(Data extracted from a collection)
○ ○ ○ ○ ○

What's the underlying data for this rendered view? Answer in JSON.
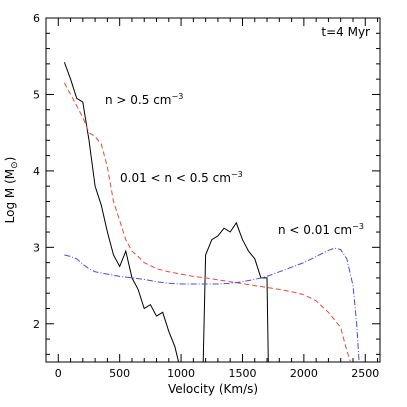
{
  "chart_data": {
    "type": "line",
    "annotation": "t=4 Myr",
    "xlabel": "Velocity (Km/s)",
    "ylabel_text": "Log M (M",
    "ylabel_unit_symbol": "⊙",
    "ylabel_close": ")",
    "xlim": [
      -100,
      2620
    ],
    "ylim": [
      1.5,
      6.0
    ],
    "xticks": [
      0,
      500,
      1000,
      1500,
      2000,
      2500
    ],
    "xtick_labels": [
      "0",
      "500",
      "1000",
      "1500",
      "2000",
      "2500"
    ],
    "yticks": [
      2,
      3,
      4,
      5,
      6
    ],
    "ytick_labels": [
      "2",
      "3",
      "4",
      "5",
      "6"
    ],
    "grid": false,
    "series": [
      {
        "name": "n > 0.5 cm⁻³",
        "color": "#000000",
        "dash": "solid",
        "segments": [
          [
            [
              50,
              5.42
            ],
            [
              100,
              5.2
            ],
            [
              150,
              4.95
            ],
            [
              200,
              4.9
            ],
            [
              250,
              4.4
            ],
            [
              300,
              3.8
            ],
            [
              350,
              3.55
            ],
            [
              400,
              3.2
            ],
            [
              450,
              2.9
            ],
            [
              500,
              2.75
            ],
            [
              550,
              2.95
            ],
            [
              600,
              2.6
            ],
            [
              650,
              2.45
            ],
            [
              700,
              2.2
            ],
            [
              750,
              2.25
            ],
            [
              800,
              2.1
            ],
            [
              850,
              2.15
            ],
            [
              900,
              1.9
            ],
            [
              950,
              1.7
            ],
            [
              980,
              1.5
            ]
          ],
          [
            [
              1180,
              1.5
            ],
            [
              1200,
              2.9
            ],
            [
              1250,
              3.1
            ],
            [
              1300,
              3.15
            ],
            [
              1350,
              3.25
            ],
            [
              1400,
              3.2
            ],
            [
              1450,
              3.32
            ],
            [
              1500,
              3.1
            ],
            [
              1550,
              2.95
            ],
            [
              1600,
              2.85
            ],
            [
              1650,
              2.6
            ],
            [
              1700,
              2.6
            ],
            [
              1710,
              1.5
            ]
          ]
        ]
      },
      {
        "name": "0.01 < n < 0.5 cm⁻³",
        "color": "#e8483a",
        "dash": "dashed",
        "segments": [
          [
            [
              50,
              5.15
            ],
            [
              100,
              5.0
            ],
            [
              150,
              4.85
            ],
            [
              200,
              4.7
            ],
            [
              250,
              4.5
            ],
            [
              300,
              4.45
            ],
            [
              350,
              4.35
            ],
            [
              400,
              4.05
            ],
            [
              450,
              3.6
            ],
            [
              500,
              3.35
            ],
            [
              550,
              3.1
            ],
            [
              600,
              2.95
            ],
            [
              650,
              2.88
            ],
            [
              700,
              2.8
            ],
            [
              800,
              2.72
            ],
            [
              900,
              2.68
            ],
            [
              1000,
              2.65
            ],
            [
              1100,
              2.62
            ],
            [
              1200,
              2.6
            ],
            [
              1400,
              2.55
            ],
            [
              1600,
              2.5
            ],
            [
              1800,
              2.45
            ],
            [
              1900,
              2.42
            ],
            [
              2000,
              2.38
            ],
            [
              2100,
              2.3
            ],
            [
              2200,
              2.15
            ],
            [
              2300,
              1.95
            ],
            [
              2350,
              1.65
            ],
            [
              2380,
              1.5
            ]
          ]
        ]
      },
      {
        "name": "n < 0.01 cm⁻³",
        "color": "#4a4ae0",
        "dash": "dashdot",
        "segments": [
          [
            [
              50,
              2.9
            ],
            [
              100,
              2.88
            ],
            [
              150,
              2.85
            ],
            [
              200,
              2.78
            ],
            [
              250,
              2.72
            ],
            [
              300,
              2.68
            ],
            [
              400,
              2.65
            ],
            [
              500,
              2.62
            ],
            [
              600,
              2.6
            ],
            [
              700,
              2.58
            ],
            [
              800,
              2.55
            ],
            [
              900,
              2.53
            ],
            [
              1000,
              2.52
            ],
            [
              1100,
              2.52
            ],
            [
              1200,
              2.52
            ],
            [
              1300,
              2.52
            ],
            [
              1400,
              2.53
            ],
            [
              1500,
              2.55
            ],
            [
              1600,
              2.58
            ],
            [
              1700,
              2.62
            ],
            [
              1800,
              2.68
            ],
            [
              1900,
              2.74
            ],
            [
              2000,
              2.8
            ],
            [
              2100,
              2.88
            ],
            [
              2200,
              2.96
            ],
            [
              2250,
              2.99
            ],
            [
              2300,
              2.97
            ],
            [
              2350,
              2.85
            ],
            [
              2400,
              2.5
            ],
            [
              2430,
              2.0
            ],
            [
              2450,
              1.5
            ]
          ]
        ]
      }
    ],
    "series_label_lines": [
      {
        "series_index": 0,
        "main": "n > 0.5 cm",
        "sup": "−3"
      },
      {
        "series_index": 1,
        "main": "0.01 < n < 0.5 cm",
        "sup": "−3"
      },
      {
        "series_index": 2,
        "main": "n < 0.01 cm",
        "sup": "−3"
      }
    ]
  }
}
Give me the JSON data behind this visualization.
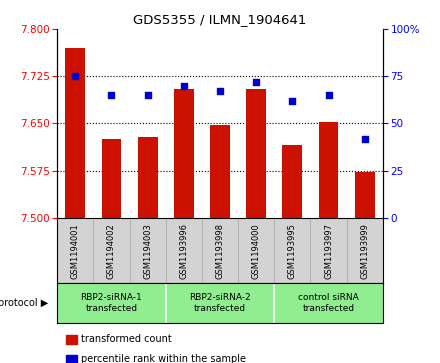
{
  "title": "GDS5355 / ILMN_1904641",
  "samples": [
    "GSM1194001",
    "GSM1194002",
    "GSM1194003",
    "GSM1193996",
    "GSM1193998",
    "GSM1194000",
    "GSM1193995",
    "GSM1193997",
    "GSM1193999"
  ],
  "bar_values": [
    7.77,
    7.625,
    7.628,
    7.705,
    7.648,
    7.705,
    7.615,
    7.652,
    7.573
  ],
  "percentile_values": [
    75,
    65,
    65,
    70,
    67,
    72,
    62,
    65,
    42
  ],
  "ylim_left": [
    7.5,
    7.8
  ],
  "ylim_right": [
    0,
    100
  ],
  "yticks_left": [
    7.5,
    7.575,
    7.65,
    7.725,
    7.8
  ],
  "yticks_right": [
    0,
    25,
    50,
    75,
    100
  ],
  "bar_color": "#CC1100",
  "dot_color": "#0000CC",
  "bg_color": "#FFFFFF",
  "sample_bg": "#D3D3D3",
  "protocol_bg": "#90EE90",
  "base_value": 7.5,
  "protocol_groups": [
    {
      "label": "RBP2-siRNA-1\ntransfected",
      "start": 0,
      "end": 3
    },
    {
      "label": "RBP2-siRNA-2\ntransfected",
      "start": 3,
      "end": 6
    },
    {
      "label": "control siRNA\ntransfected",
      "start": 6,
      "end": 9
    }
  ],
  "legend_items": [
    {
      "label": "transformed count",
      "color": "#CC1100"
    },
    {
      "label": "percentile rank within the sample",
      "color": "#0000CC"
    }
  ]
}
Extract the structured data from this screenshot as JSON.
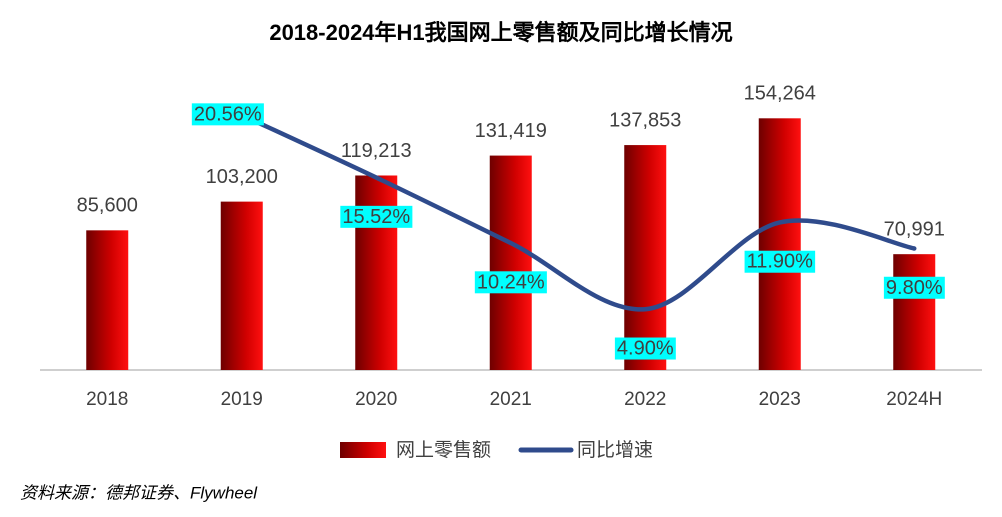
{
  "chart_data": {
    "type": "bar+line",
    "title": "2018-2024年H1我国网上零售额及同比增长情况",
    "categories": [
      "2018",
      "2019",
      "2020",
      "2021",
      "2022",
      "2023",
      "2024H"
    ],
    "series": [
      {
        "name": "网上零售额",
        "type": "bar",
        "color": "#c00000",
        "values": [
          85600,
          103200,
          119213,
          131419,
          137853,
          154264,
          70991
        ],
        "value_labels": [
          "85,600",
          "103,200",
          "119,213",
          "131,419",
          "137,853",
          "154,264",
          "70,991"
        ]
      },
      {
        "name": "同比增速",
        "type": "line",
        "axis": "y2",
        "color": "#2f4b8c",
        "values": [
          null,
          20.56,
          15.52,
          10.24,
          4.9,
          11.9,
          9.8
        ],
        "value_labels": [
          null,
          "20.56%",
          "15.52%",
          "10.24%",
          "4.90%",
          "11.90%",
          "9.80%"
        ]
      }
    ],
    "ylim": [
      0,
      190000
    ],
    "y2lim": [
      0,
      25
    ],
    "source": "资料来源：德邦证券、Flywheel"
  }
}
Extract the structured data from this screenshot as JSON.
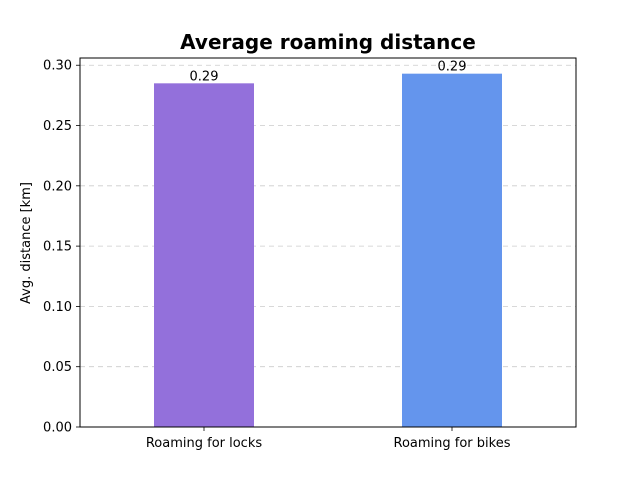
{
  "chart_data": {
    "type": "bar",
    "title": "Average roaming distance",
    "xlabel": "",
    "ylabel": "Avg. distance [km]",
    "categories": [
      "Roaming for locks",
      "Roaming for bikes"
    ],
    "values": [
      0.285,
      0.293
    ],
    "value_labels": [
      "0.29",
      "0.29"
    ],
    "colors": [
      "#9370DB",
      "#6495ED"
    ],
    "ylim": [
      0,
      0.306
    ],
    "yticks": [
      0.0,
      0.05,
      0.1,
      0.15,
      0.2,
      0.25,
      0.3
    ],
    "ytick_labels": [
      "0.00",
      "0.05",
      "0.10",
      "0.15",
      "0.20",
      "0.25",
      "0.30"
    ],
    "grid": "y-axis dashed",
    "legend": "none"
  }
}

○ ○ ○ ○ ○

Look through the entries above and list every line containing "siRNA".

ANSWER:
      "label": "RBP2-siRNA-1\ntransfected",
      "label": "RBP2-siRNA-2\ntransfected",
      "label": "control siRNA\ntransfected",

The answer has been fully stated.